- [Directions for this task]: Omit the images, then print each record below exactly as it reads.

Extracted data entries

- - - - - - -

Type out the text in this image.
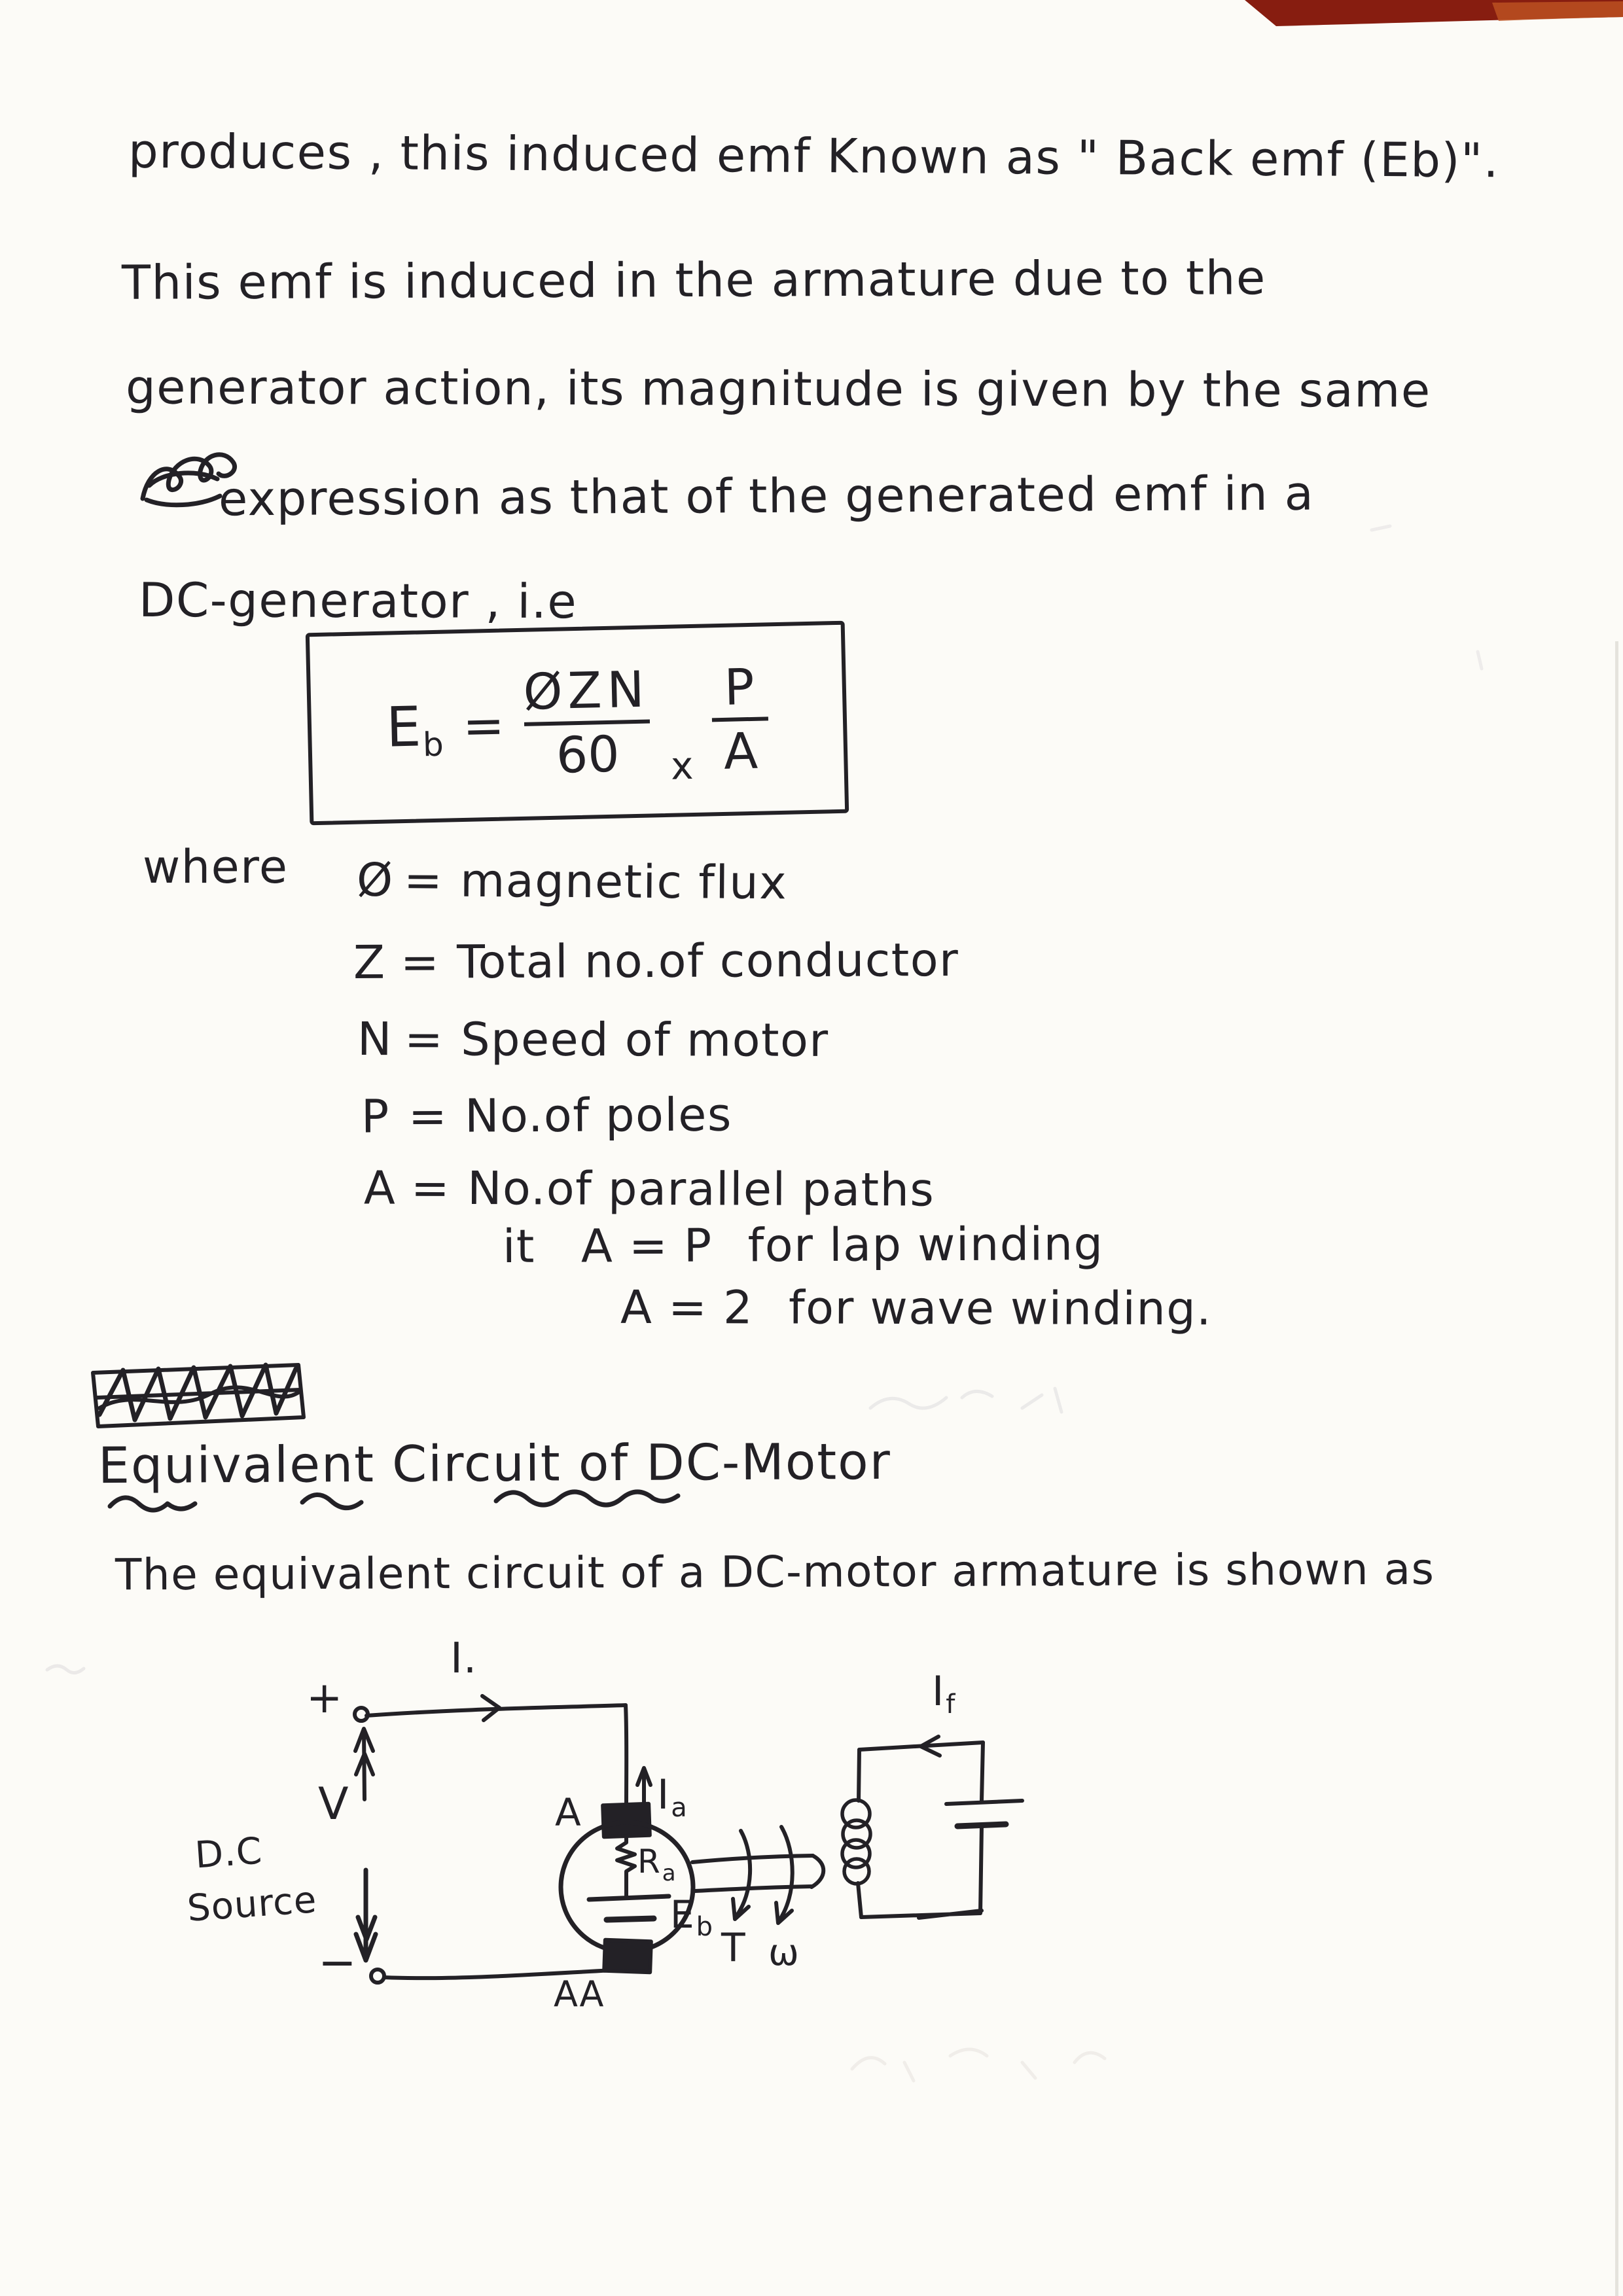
produces , this induced emf Known as " Back emf (Eb)".
This emf is induced in the armature due to the
generator action, its magnitude is given by the same
expression as that of the generated emf in a
DC-generator , i.e
Eb =
ØZN
60 x
P
A
where Ø = magnetic flux
Z = Total no.of conductor
N = Speed of motor
P = No.of poles
A = No.of parallel paths
it A = P for lap winding
A = 2 for wave winding.
Equivalent Circuit of DC-Motor
The equivalent circuit of a DC-motor armature is shown as
I.
+
V
D.C
Source
−
A Ia
Ra
Eb
AA
T ω
If
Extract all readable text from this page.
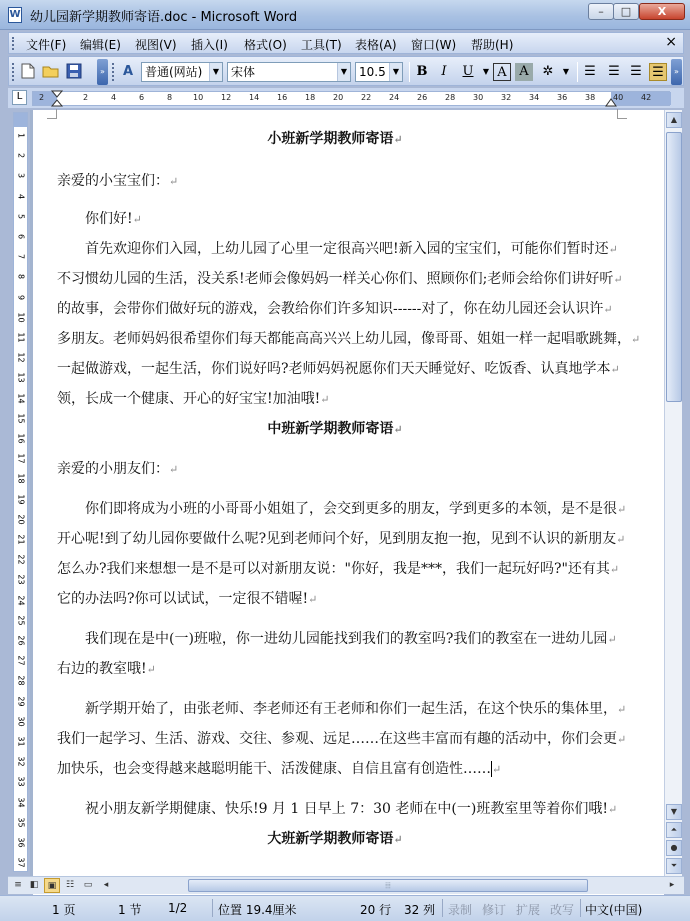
W 幼儿园新学期教师寄语.doc - Microsoft Word	–	□	X
文件(F) 编辑(E) 视图(V) 插入(I) 格式(O) 工具(T) 表格(A) 窗口(W) 帮助(H)	×
»	A 普通(网站)	▼ 宋体	▼ 10.5 ▼ B	I	U	▼ A A	✲	▼	☰ ☰ ☰ ☰	»
L	2	2	4	6	8	10 12 14 16 18 20 22 24 26 28 30 32 34 36 38 40 42
1
2
3
4
5
6
7
8
9
10
11
12
13
14
15
16
17
18
19
20
21
22
23
24
25
26
27
28
29
30
31
32
33
34
35
36
37
小班新学期教师寄语↵
亲爱的小宝宝们：↵
　　你们好!↵
　　首先欢迎你们入园，上幼儿园了心里一定很高兴吧!新入园的宝宝们，可能你们暂时还↵
不习惯幼儿园的生活，没关系!老师会像妈妈一样关心你们、照顾你们;老师会给你们讲好听↵
的故事，会带你们做好玩的游戏，会教给你们许多知识------对了，你在幼儿园还会认识许↵
多朋友。老师妈妈很希望你们每天都能高高兴兴上幼儿园，像哥哥、姐姐一样一起唱歌跳舞，↵
一起做游戏，一起生活，你们说好吗?老师妈妈祝愿你们天天睡觉好、吃饭香、认真地学本↵
领，长成一个健康、开心的好宝宝!加油哦!↵
中班新学期教师寄语↵
亲爱的小朋友们：↵
　　你们即将成为小班的小哥哥小姐姐了，会交到更多的朋友，学到更多的本领，是不是很↵
开心呢!到了幼儿园你要做什么呢?见到老师问个好，见到朋友抱一抱，见到不认识的新朋友↵
怎么办?我们来想想一是不是可以对新朋友说："你好，我是***，我们一起玩好吗?"还有其↵
它的办法吗?你可以试试，一定很不错喔!↵
　　我们现在是中(一)班啦，你一进幼儿园能找到我们的教室吗?我们的教室在一进幼儿园↵
右边的教室哦!↵
　　新学期开始了，由张老师、李老师还有王老师和你们一起生活，在这个快乐的集体里，↵
我们一起学习、生活、游戏、交往、参观、远足……在这些丰富而有趣的活动中，你们会更↵
加快乐，也会变得越来越聪明能干、活泼健康、自信且富有创造性……↵
　　祝小朋友新学期健康、快乐!9 月 1 日早上 7：30 老师在中(一)班教室里等着你们哦!↵
大班新学期教师寄语↵
▲
▼
⏶
●
⏷
≡ ◧	▣	☷	▭	◂	⦙⦙⦙	▸
1 页	1 节 1/2	位置 19.4厘米	20 行 32 列 录制 修订 扩展 改写 中文(中国)
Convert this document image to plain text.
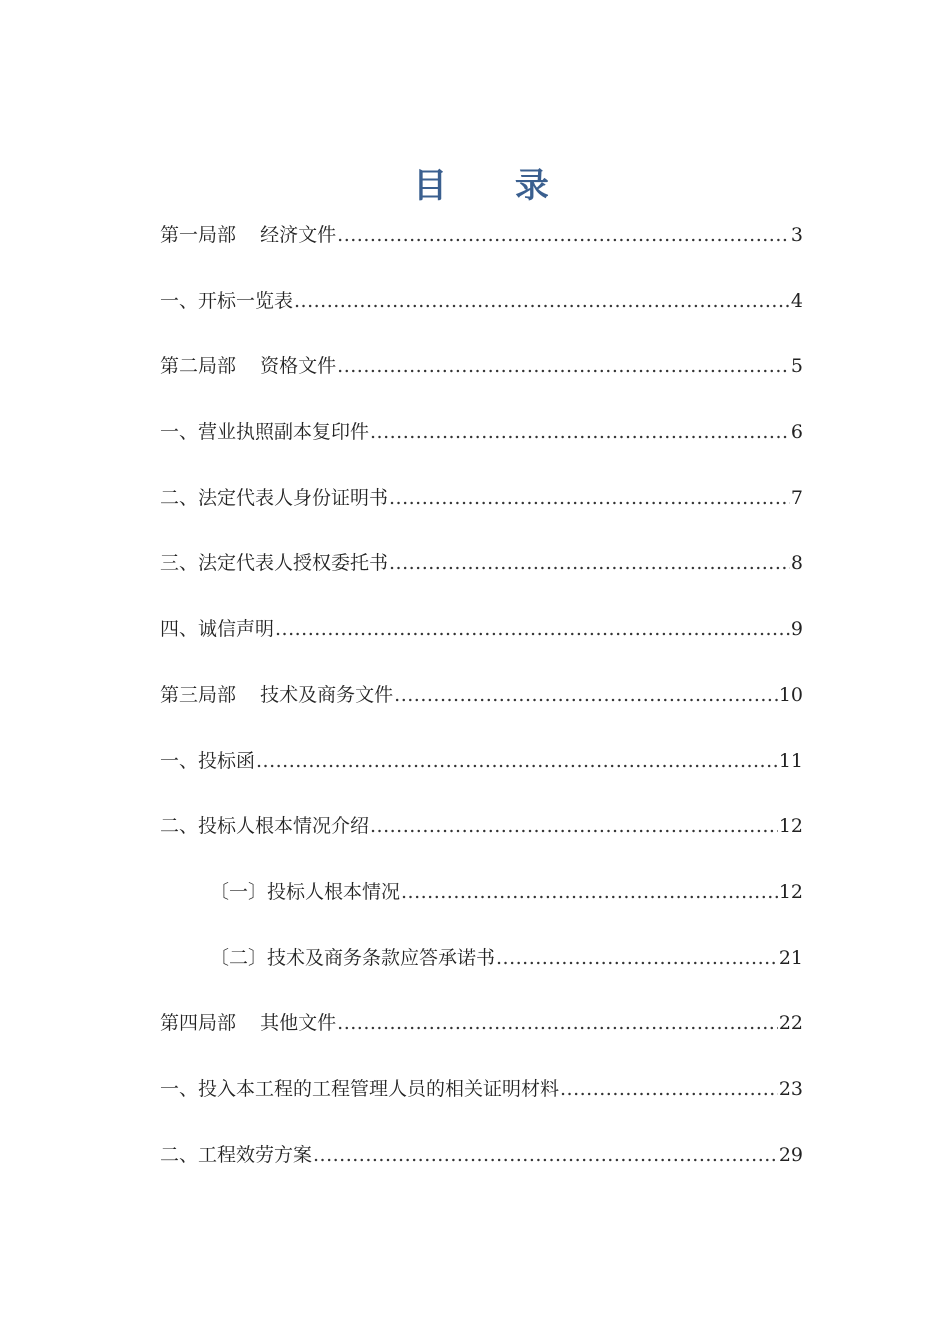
目 录
第一局部    经济文件 .....	3
一、开标一览表 .....	4
第二局部    资格文件 .....	5
一、营业执照副本复印件 .....	6
二、法定代表人身份证明书 .....	7
三、法定代表人授权委托书 .....	8
四、诚信声明 .....	9
第三局部    技术及商务文件 .....	10
一、投标函 .....	11
二、投标人根本情况介绍 .....	12
〔一〕投标人根本情况 .....	12
〔二〕技术及商务条款应答承诺书 .....	21
第四局部    其他文件 .....	22
一、投入本工程的工程管理人员的相关证明材料 .....	23
二、工程效劳方案 .....	29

- - - - - - -

- [Correct answer]:
Type out the text in this image.
produces , this induced emf Known as " Back emf (Eb)".
This emf is induced in the armature due to the
generator action, its magnitude is given by the same
expression as that of the generated emf in a
DC-generator , i.e
Eb =
ØZN
60 x
P
A
where Ø = magnetic flux
Z = Total no.of conductor
N = Speed of motor
P = No.of poles
A = No.of parallel paths
it A = P for lap winding
A = 2 for wave winding.
Equivalent Circuit of DC-Motor
The equivalent circuit of a DC-motor armature is shown as
I.
+
V
D.C
Source
−
A Ia
Ra
Eb
AA
T ω
If
Extract all readable text from this page.
W 幼儿园新学期教师寄语.doc - Microsoft Word	–	□	X
文件(F) 编辑(E) 视图(V) 插入(I) 格式(O) 工具(T) 表格(A) 窗口(W) 帮助(H)	×
»	A 普通(网站)	▼ 宋体	▼ 10.5 ▼ B	I	U	▼ A A	✲	▼	☰ ☰ ☰ ☰	»
L	2	2	4	6	8	10 12 14 16 18 20 22 24 26 28 30 32 34 36 38 40 42
1
2
3
4
5
6
7
8
9
10
11
12
13
14
15
16
17
18
19
20
21
22
23
24
25
26
27
28
29
30
31
32
33
34
35
36
37
小班新学期教师寄语↵
亲爱的小宝宝们：↵
　　你们好!↵
　　首先欢迎你们入园，上幼儿园了心里一定很高兴吧!新入园的宝宝们，可能你们暂时还↵
不习惯幼儿园的生活，没关系!老师会像妈妈一样关心你们、照顾你们;老师会给你们讲好听↵
的故事，会带你们做好玩的游戏，会教给你们许多知识------对了，你在幼儿园还会认识许↵
多朋友。老师妈妈很希望你们每天都能高高兴兴上幼儿园，像哥哥、姐姐一样一起唱歌跳舞，↵
一起做游戏，一起生活，你们说好吗?老师妈妈祝愿你们天天睡觉好、吃饭香、认真地学本↵
领，长成一个健康、开心的好宝宝!加油哦!↵
中班新学期教师寄语↵
亲爱的小朋友们：↵
　　你们即将成为小班的小哥哥小姐姐了，会交到更多的朋友，学到更多的本领，是不是很↵
开心呢!到了幼儿园你要做什么呢?见到老师问个好，见到朋友抱一抱，见到不认识的新朋友↵
怎么办?我们来想想一是不是可以对新朋友说："你好，我是***，我们一起玩好吗?"还有其↵
它的办法吗?你可以试试，一定很不错喔!↵
　　我们现在是中(一)班啦，你一进幼儿园能找到我们的教室吗?我们的教室在一进幼儿园↵
右边的教室哦!↵
　　新学期开始了，由张老师、李老师还有王老师和你们一起生活，在这个快乐的集体里，↵
我们一起学习、生活、游戏、交往、参观、远足……在这些丰富而有趣的活动中，你们会更↵
加快乐，也会变得越来越聪明能干、活泼健康、自信且富有创造性……↵
　　祝小朋友新学期健康、快乐!9 月 1 日早上 7：30 老师在中(一)班教室里等着你们哦!↵
大班新学期教师寄语↵
▲
▼
⏶
●
⏷
≡ ◧	▣	☷	▭	◂	⦙⦙⦙	▸
1 页	1 节 1/2	位置 19.4厘米	20 行 32 列 录制 修订 扩展 改写 中文(中国)
Convert this document image to plain text.
目 录
第一局部    经济文件 .....	3
一、开标一览表 .....	4
第二局部    资格文件 .....	5
一、营业执照副本复印件 .....	6
二、法定代表人身份证明书 .....	7
三、法定代表人授权委托书 .....	8
四、诚信声明 .....	9
第三局部    技术及商务文件 .....	10
一、投标函 .....	11
二、投标人根本情况介绍 .....	12
〔一〕投标人根本情况 .....	12
〔二〕技术及商务条款应答承诺书 .....	21
第四局部    其他文件 .....	22
一、投入本工程的工程管理人员的相关证明材料 .....	23
二、工程效劳方案 .....	29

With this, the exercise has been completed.